/---
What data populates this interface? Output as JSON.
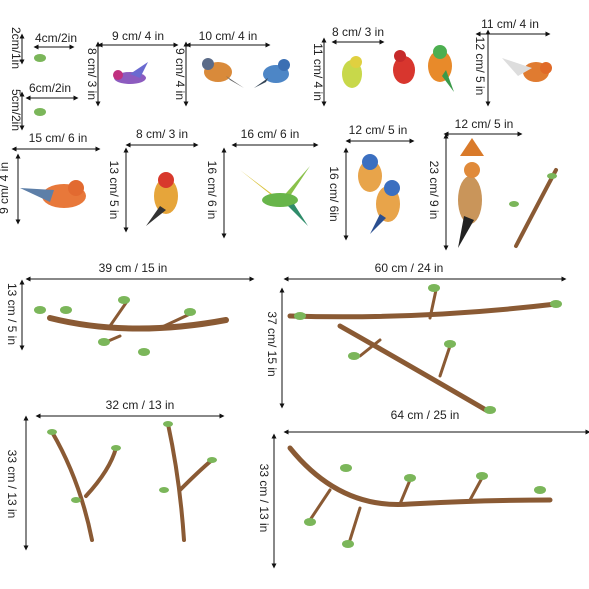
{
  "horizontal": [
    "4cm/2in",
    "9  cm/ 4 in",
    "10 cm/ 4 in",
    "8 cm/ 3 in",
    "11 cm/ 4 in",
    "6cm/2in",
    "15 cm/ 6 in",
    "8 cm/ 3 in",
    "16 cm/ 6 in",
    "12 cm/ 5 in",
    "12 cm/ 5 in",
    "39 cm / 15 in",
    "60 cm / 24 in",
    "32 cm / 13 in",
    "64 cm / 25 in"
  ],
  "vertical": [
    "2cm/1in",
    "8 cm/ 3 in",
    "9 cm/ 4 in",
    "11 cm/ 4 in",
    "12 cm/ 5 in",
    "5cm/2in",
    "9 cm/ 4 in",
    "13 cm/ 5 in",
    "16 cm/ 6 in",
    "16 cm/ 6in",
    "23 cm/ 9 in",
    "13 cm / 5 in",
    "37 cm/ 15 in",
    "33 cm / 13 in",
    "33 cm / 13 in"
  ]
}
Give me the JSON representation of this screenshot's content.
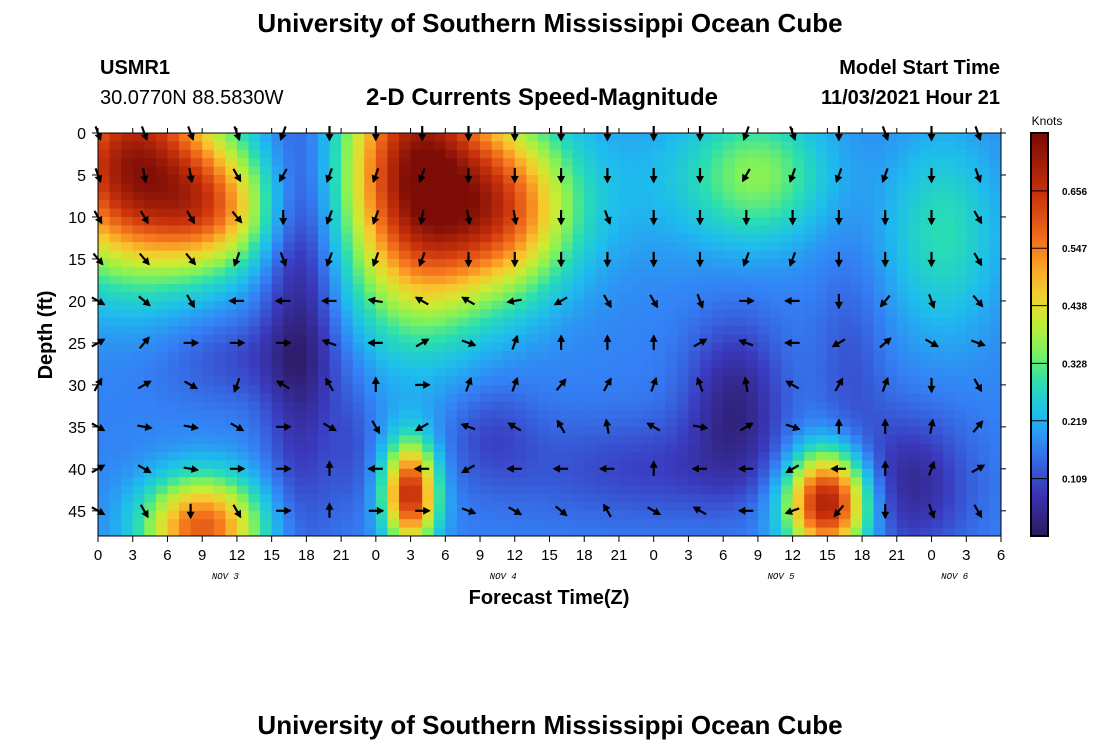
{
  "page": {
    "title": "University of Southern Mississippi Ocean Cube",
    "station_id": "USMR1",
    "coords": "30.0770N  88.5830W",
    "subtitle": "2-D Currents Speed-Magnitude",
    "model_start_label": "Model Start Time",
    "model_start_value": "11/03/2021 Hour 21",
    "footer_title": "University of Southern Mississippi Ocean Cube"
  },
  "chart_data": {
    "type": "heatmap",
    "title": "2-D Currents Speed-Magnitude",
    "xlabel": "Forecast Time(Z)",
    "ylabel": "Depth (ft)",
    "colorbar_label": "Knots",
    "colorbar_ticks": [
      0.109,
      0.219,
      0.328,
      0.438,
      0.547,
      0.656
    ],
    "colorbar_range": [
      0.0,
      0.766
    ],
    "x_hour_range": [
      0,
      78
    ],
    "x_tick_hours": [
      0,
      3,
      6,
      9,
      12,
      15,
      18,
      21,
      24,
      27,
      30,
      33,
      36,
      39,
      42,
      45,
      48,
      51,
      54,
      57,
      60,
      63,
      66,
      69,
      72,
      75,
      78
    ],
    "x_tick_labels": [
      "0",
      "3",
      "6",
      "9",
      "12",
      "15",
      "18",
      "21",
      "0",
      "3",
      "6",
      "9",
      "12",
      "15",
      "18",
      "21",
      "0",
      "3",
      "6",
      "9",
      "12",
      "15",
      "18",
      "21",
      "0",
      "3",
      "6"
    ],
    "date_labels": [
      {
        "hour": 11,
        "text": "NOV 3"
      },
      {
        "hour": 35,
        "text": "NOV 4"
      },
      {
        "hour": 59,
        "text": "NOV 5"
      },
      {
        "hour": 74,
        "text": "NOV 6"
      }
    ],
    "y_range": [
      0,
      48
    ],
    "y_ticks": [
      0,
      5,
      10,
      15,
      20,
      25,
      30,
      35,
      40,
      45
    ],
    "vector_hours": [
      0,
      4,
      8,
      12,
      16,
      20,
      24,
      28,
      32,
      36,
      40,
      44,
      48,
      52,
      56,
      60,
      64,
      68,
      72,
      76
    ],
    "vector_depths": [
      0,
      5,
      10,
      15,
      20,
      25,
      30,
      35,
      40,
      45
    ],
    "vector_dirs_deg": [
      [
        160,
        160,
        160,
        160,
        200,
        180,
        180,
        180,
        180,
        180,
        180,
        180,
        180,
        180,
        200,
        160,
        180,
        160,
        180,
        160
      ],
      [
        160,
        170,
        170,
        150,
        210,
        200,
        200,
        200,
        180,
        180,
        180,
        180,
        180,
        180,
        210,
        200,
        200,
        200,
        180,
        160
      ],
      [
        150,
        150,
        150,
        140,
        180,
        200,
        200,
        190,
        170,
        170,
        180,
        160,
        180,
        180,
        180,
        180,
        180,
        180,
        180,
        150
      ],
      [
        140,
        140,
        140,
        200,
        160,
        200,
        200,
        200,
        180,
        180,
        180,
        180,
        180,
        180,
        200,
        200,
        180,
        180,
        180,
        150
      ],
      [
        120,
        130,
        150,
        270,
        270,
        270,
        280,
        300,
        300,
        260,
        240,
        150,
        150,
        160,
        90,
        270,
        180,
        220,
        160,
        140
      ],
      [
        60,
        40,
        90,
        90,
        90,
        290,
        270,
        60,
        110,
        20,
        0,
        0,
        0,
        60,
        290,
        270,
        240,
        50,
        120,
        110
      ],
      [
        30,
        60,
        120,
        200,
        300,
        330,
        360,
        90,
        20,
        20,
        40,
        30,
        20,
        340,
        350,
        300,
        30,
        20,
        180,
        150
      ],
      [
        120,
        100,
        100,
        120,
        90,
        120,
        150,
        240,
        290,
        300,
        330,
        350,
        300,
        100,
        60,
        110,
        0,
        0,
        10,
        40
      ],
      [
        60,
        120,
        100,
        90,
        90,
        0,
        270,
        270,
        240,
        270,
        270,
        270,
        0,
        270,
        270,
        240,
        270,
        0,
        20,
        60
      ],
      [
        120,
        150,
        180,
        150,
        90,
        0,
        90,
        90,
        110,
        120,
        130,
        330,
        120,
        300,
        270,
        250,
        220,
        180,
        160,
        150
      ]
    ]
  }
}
\---
§ Stated goal
Track down every line holding the string "Mississippi" and copy it.

§ Exercise response
    "title": "University of Southern Mississippi Ocean Cube",
    "footer_title": "University of Southern Mississippi Ocean Cube"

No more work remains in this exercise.